◆ What the task asks: Copy every line with the string "Billet" in it.

◆ Extracted records:
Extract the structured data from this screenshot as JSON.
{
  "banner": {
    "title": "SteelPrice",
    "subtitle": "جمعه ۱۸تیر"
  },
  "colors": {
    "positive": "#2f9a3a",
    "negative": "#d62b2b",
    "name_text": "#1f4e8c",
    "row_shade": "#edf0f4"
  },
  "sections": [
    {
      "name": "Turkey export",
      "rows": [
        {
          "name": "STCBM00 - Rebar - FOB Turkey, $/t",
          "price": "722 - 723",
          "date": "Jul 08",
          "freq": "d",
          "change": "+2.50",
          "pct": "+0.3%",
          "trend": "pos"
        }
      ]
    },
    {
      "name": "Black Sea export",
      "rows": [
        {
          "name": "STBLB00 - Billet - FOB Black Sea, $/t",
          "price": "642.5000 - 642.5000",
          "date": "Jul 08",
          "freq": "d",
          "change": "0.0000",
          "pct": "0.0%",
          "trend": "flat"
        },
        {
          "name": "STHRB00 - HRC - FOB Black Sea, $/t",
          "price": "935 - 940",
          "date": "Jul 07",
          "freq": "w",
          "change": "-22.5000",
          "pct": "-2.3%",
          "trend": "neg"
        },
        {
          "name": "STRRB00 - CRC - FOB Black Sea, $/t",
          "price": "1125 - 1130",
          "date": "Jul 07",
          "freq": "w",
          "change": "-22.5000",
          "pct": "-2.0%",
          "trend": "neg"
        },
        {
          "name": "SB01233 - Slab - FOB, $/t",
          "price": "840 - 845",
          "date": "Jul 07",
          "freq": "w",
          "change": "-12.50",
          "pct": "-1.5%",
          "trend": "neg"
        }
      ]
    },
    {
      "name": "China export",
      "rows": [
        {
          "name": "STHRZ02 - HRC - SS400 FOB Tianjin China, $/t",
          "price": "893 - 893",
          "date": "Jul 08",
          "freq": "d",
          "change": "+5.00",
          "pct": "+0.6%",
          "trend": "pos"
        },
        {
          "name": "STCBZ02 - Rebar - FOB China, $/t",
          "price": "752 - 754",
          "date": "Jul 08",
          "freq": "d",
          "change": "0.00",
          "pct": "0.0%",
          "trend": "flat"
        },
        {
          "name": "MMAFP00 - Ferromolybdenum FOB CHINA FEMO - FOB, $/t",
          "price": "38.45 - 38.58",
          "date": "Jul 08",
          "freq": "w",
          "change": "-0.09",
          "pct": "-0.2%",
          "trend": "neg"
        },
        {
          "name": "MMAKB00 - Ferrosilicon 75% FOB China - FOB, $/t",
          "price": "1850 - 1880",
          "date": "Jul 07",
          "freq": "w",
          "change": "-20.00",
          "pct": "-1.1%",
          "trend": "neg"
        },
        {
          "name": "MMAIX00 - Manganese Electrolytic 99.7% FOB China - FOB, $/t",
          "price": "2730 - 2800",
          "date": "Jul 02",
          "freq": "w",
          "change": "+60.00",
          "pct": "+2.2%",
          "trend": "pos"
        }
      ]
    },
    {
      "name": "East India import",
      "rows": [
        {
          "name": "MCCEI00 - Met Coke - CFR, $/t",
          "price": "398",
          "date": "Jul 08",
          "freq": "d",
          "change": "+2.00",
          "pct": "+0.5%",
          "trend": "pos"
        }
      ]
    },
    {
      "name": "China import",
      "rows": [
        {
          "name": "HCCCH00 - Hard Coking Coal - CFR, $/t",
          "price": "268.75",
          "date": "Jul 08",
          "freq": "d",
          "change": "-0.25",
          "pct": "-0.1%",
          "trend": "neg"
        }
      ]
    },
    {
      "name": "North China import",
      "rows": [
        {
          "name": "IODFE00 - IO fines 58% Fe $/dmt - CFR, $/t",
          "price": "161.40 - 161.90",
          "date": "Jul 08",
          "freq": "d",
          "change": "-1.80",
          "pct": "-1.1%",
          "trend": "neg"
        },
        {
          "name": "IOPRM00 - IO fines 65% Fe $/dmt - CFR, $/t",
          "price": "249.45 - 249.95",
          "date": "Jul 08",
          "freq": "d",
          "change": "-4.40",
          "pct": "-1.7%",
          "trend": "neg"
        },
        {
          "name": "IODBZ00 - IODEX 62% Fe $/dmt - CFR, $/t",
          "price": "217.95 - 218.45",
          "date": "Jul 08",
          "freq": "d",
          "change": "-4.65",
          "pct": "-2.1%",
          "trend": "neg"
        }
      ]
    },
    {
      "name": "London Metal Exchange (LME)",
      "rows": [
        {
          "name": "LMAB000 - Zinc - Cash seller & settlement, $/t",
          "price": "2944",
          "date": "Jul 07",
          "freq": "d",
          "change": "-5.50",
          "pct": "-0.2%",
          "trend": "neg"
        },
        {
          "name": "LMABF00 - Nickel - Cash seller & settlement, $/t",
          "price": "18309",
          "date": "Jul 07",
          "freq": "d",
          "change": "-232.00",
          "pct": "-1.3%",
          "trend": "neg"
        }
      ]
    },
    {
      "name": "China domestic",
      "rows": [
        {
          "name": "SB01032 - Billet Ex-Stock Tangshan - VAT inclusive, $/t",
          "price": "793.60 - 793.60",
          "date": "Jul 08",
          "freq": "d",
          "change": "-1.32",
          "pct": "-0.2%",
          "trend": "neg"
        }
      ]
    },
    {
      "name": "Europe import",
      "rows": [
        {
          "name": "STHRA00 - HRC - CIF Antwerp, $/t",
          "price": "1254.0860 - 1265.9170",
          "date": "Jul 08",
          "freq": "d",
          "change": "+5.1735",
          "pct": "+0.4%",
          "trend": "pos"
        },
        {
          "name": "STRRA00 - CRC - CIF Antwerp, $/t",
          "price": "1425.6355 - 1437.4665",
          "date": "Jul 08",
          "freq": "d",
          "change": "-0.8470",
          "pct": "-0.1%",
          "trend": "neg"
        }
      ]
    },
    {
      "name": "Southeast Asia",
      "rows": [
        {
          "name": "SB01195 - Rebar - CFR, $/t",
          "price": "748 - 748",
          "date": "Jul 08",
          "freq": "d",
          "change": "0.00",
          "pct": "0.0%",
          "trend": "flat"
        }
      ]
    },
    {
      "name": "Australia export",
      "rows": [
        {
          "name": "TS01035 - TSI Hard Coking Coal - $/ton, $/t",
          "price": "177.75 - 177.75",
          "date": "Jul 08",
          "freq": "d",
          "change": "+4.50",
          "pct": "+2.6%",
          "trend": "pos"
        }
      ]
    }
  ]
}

◆ Finished answer:
          "name": "STBLB00 - Billet - FOB Black Sea, $/t",
          "name": "SB01032 - Billet Ex-Stock Tangshan - VAT inclusive, $/t",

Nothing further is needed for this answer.